• _PROBLEM REQUIREMENTS_:
Please rewrite the data from the start through the line that contains "footer-language: ENGLISH —", replacing "speaker cords" with "speaker wires" and leaving everything else as it is. Return only those lines.

• _EXTRACTED MATERIAL_:
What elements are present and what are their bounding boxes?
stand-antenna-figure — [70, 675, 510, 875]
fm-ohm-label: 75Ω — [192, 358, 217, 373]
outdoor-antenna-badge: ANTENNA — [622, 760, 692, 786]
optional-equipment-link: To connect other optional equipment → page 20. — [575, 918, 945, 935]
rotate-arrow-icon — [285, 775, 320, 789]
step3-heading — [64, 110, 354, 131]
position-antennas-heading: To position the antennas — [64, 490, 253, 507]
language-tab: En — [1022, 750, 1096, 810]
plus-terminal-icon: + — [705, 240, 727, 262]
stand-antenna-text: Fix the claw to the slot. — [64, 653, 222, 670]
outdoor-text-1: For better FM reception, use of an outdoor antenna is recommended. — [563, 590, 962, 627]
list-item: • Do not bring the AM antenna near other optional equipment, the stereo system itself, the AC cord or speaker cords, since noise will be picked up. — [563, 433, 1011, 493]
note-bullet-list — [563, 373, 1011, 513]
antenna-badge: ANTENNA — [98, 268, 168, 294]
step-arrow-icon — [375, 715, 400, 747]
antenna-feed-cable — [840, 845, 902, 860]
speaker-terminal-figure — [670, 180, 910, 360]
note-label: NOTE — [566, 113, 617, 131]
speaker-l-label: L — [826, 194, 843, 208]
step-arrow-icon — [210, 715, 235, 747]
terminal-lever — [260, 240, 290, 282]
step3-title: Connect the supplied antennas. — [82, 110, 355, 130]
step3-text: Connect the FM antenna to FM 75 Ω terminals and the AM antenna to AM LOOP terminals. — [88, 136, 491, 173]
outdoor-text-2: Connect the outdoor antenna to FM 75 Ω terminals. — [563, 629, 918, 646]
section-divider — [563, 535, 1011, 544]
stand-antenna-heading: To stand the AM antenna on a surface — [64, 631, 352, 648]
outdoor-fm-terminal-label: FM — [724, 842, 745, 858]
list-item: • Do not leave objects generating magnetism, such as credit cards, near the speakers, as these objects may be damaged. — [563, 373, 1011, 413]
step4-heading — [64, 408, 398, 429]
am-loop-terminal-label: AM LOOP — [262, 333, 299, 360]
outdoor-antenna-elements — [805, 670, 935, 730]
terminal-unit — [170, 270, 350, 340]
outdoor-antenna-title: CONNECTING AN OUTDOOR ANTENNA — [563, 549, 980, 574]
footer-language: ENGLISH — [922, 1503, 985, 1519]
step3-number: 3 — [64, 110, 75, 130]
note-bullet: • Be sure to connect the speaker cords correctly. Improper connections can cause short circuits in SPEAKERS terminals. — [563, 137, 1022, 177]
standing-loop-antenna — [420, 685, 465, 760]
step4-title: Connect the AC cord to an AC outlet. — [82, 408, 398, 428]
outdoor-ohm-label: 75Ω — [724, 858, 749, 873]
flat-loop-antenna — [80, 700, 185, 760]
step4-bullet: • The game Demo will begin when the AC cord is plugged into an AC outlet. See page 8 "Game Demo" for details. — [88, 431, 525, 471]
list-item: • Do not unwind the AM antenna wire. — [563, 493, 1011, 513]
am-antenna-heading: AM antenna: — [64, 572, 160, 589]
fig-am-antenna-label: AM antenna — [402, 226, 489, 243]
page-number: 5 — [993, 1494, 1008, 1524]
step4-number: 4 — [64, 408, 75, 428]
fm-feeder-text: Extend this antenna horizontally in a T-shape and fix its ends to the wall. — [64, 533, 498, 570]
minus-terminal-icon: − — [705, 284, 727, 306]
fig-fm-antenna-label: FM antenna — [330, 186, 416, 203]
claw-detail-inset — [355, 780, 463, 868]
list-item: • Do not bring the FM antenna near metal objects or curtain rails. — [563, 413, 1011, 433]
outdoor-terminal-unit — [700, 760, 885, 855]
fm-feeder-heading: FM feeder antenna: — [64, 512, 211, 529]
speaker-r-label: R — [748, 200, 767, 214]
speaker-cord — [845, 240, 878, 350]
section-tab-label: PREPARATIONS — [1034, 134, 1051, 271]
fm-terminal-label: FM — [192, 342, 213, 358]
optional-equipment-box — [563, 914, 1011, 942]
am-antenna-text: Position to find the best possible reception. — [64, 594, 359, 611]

• _THE REPLY_:
What elements are present and what are their bounding boxes?
stand-antenna-figure — [70, 675, 510, 875]
fm-ohm-label: 75Ω — [192, 358, 217, 373]
outdoor-antenna-badge: ANTENNA — [622, 760, 692, 786]
optional-equipment-link: To connect other optional equipment → page 20. — [575, 918, 945, 935]
rotate-arrow-icon — [285, 775, 320, 789]
step3-heading — [64, 110, 354, 131]
position-antennas-heading: To position the antennas — [64, 490, 253, 507]
language-tab: En — [1022, 750, 1096, 810]
plus-terminal-icon: + — [705, 240, 727, 262]
stand-antenna-text: Fix the claw to the slot. — [64, 653, 222, 670]
outdoor-text-1: For better FM reception, use of an outdoor antenna is recommended. — [563, 590, 962, 627]
list-item: • Do not bring the AM antenna near other optional equipment, the stereo system itself, the AC cord or speaker wires, since noise will be picked up. — [563, 433, 1011, 493]
note-bullet-list — [563, 373, 1011, 513]
antenna-badge: ANTENNA — [98, 268, 168, 294]
step-arrow-icon — [375, 715, 400, 747]
antenna-feed-cable — [840, 845, 902, 860]
speaker-terminal-figure — [670, 180, 910, 360]
note-label: NOTE — [566, 113, 617, 131]
speaker-l-label: L — [826, 194, 843, 208]
step-arrow-icon — [210, 715, 235, 747]
terminal-lever — [260, 240, 290, 282]
step3-title: Connect the supplied antennas. — [82, 110, 355, 130]
step3-text: Connect the FM antenna to FM 75 Ω terminals and the AM antenna to AM LOOP terminals. — [88, 136, 491, 173]
outdoor-text-2: Connect the outdoor antenna to FM 75 Ω terminals. — [563, 629, 918, 646]
section-divider — [563, 535, 1011, 544]
stand-antenna-heading: To stand the AM antenna on a surface — [64, 631, 352, 648]
outdoor-fm-terminal-label: FM — [724, 842, 745, 858]
list-item: • Do not leave objects generating magnetism, such as credit cards, near the speakers, as these objects may be damaged. — [563, 373, 1011, 413]
step4-heading — [64, 408, 398, 429]
am-loop-terminal-label: AM LOOP — [262, 333, 299, 360]
outdoor-antenna-elements — [805, 670, 935, 730]
terminal-unit — [170, 270, 350, 340]
outdoor-antenna-title: CONNECTING AN OUTDOOR ANTENNA — [563, 549, 980, 574]
footer-language: ENGLISH — [922, 1503, 985, 1519]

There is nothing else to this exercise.